[Start of Stored rows]

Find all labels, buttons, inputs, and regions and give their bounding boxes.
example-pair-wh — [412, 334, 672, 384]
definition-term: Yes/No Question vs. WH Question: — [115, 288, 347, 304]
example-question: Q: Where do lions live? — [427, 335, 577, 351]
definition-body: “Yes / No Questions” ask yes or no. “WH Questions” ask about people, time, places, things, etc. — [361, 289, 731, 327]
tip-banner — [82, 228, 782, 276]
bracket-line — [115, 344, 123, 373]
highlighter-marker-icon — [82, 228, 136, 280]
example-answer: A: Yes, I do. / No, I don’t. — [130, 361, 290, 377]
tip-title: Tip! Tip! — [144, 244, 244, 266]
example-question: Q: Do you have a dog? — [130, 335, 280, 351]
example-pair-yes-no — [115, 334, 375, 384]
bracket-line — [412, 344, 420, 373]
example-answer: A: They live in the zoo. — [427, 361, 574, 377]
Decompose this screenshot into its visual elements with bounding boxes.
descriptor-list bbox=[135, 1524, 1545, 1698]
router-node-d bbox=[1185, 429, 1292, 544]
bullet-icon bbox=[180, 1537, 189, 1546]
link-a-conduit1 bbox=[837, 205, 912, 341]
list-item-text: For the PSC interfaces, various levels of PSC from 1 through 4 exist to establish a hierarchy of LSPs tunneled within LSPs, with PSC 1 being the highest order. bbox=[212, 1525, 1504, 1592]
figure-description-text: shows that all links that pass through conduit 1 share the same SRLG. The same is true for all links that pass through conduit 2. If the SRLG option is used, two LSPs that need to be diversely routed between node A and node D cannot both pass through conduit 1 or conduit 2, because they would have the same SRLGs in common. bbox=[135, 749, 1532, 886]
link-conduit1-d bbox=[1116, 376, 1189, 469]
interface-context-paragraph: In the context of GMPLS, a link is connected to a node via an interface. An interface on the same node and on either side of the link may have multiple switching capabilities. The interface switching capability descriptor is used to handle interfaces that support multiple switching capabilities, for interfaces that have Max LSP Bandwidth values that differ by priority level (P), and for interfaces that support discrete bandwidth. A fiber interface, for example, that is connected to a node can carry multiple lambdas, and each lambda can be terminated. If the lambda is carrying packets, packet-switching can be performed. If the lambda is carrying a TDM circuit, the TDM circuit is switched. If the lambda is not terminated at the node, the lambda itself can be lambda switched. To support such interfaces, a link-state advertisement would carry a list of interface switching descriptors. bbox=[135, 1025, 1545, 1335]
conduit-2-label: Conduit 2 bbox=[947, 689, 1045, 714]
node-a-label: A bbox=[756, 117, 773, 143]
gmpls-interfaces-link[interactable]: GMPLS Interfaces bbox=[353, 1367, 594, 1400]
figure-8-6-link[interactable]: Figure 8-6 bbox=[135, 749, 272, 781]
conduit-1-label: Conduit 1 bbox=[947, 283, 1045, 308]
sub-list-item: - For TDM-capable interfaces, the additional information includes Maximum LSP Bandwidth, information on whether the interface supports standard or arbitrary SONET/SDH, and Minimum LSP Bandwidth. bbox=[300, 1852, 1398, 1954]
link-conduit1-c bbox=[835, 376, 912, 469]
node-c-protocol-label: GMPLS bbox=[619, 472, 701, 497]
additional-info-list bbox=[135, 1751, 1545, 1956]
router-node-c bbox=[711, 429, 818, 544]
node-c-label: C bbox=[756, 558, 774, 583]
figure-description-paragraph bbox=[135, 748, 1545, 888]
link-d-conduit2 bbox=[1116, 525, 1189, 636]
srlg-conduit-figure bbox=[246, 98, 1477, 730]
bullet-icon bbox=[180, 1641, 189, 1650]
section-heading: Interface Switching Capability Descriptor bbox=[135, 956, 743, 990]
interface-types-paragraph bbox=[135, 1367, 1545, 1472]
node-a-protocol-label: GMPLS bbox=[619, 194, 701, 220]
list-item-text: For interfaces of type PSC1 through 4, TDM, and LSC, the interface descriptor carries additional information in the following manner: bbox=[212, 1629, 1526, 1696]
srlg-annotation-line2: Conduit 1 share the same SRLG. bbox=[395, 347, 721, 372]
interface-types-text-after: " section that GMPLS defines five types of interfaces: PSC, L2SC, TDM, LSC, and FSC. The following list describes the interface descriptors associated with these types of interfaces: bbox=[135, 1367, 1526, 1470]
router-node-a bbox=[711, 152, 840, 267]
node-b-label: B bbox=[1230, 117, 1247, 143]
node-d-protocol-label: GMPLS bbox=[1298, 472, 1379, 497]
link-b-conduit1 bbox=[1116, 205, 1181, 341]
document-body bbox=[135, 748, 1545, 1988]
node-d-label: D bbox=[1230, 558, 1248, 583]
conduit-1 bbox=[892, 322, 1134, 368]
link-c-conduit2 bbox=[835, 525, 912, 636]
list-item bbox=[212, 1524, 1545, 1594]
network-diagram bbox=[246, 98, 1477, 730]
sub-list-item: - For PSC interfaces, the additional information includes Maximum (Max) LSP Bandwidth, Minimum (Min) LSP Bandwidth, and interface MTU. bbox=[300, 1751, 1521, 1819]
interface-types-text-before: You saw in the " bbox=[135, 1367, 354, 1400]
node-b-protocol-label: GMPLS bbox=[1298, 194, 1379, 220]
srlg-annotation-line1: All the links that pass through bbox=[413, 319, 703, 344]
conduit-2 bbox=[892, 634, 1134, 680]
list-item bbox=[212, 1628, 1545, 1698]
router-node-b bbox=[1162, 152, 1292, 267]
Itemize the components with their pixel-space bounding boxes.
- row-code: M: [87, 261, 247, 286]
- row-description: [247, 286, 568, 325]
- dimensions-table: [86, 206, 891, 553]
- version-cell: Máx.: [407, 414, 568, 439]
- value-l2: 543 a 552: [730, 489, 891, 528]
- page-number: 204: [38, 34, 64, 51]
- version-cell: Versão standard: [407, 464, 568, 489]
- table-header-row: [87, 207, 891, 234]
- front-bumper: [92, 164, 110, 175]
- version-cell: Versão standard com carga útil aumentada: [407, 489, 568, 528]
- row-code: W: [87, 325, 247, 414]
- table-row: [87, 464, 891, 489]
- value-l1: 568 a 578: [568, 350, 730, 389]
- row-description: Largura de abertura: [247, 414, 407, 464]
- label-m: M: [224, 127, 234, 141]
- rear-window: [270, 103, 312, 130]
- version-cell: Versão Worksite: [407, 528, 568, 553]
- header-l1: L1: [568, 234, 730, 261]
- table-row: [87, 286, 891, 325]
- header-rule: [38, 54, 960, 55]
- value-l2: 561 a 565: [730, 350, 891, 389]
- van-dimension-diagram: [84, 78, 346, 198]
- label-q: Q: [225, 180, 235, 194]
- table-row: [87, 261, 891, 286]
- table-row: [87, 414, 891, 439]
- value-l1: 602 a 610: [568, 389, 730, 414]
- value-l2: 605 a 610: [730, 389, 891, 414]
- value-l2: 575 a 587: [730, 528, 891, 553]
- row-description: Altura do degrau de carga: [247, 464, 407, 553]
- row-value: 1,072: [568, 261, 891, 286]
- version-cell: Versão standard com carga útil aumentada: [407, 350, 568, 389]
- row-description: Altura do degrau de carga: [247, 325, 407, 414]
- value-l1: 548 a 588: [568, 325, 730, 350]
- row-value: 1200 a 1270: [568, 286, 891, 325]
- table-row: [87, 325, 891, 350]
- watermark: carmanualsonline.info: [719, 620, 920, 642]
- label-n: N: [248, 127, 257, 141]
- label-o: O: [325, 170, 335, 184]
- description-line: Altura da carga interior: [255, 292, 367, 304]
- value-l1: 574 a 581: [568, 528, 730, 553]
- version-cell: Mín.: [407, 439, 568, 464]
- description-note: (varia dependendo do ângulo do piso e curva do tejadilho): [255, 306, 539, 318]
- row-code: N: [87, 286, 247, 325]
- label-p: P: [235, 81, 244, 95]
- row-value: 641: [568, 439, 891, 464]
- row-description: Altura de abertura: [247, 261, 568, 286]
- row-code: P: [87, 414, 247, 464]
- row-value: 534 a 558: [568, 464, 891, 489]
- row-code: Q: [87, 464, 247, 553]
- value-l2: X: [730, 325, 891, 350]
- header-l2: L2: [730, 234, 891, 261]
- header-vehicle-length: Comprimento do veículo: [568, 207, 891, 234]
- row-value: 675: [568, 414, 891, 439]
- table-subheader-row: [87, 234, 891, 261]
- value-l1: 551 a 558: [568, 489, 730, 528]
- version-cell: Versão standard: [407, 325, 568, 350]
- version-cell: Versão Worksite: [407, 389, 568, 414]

[End of Stored rows]

Format the stretch from the start of the data through the line containing "example-question: Q: Do" as a Markdown table with the columns No. and Line, giving each line its row number and leaving out any blank lines.

| No. | Line |
|---|---|
| 1 | Find all labels, buttons, inputs, and regions and give their bounding boxes. |
| 2 | example-pair-wh — [412, 334, 672, 384] |
| 3 | definition-term: Yes/No Question vs. WH Question: — [115, 288, 347, 304] |
| 4 | example-question: Q: Where do lions live? — [427, 335, 577, 351] |
| 5 | definition-body: “Yes / No Questions” ask yes or no. “WH Questions” ask about people, time, places, things, etc. — [361, 289, 731, 327] |
| 6 | tip-banner — [82, 228, 782, 276] |
| 7 | bracket-line — [115, 344, 123, 373] |
| 8 | highlighter-marker-icon — [82, 228, 136, 280] |
| 9 | example-answer: A: Yes, I do. / No, I don’t. — [130, 361, 290, 377] |
| 10 | tip-title: Tip! Tip! — [144, 244, 244, 266] |
| 11 | example-question: Q: Do you have a dog? — [130, 335, 280, 351] |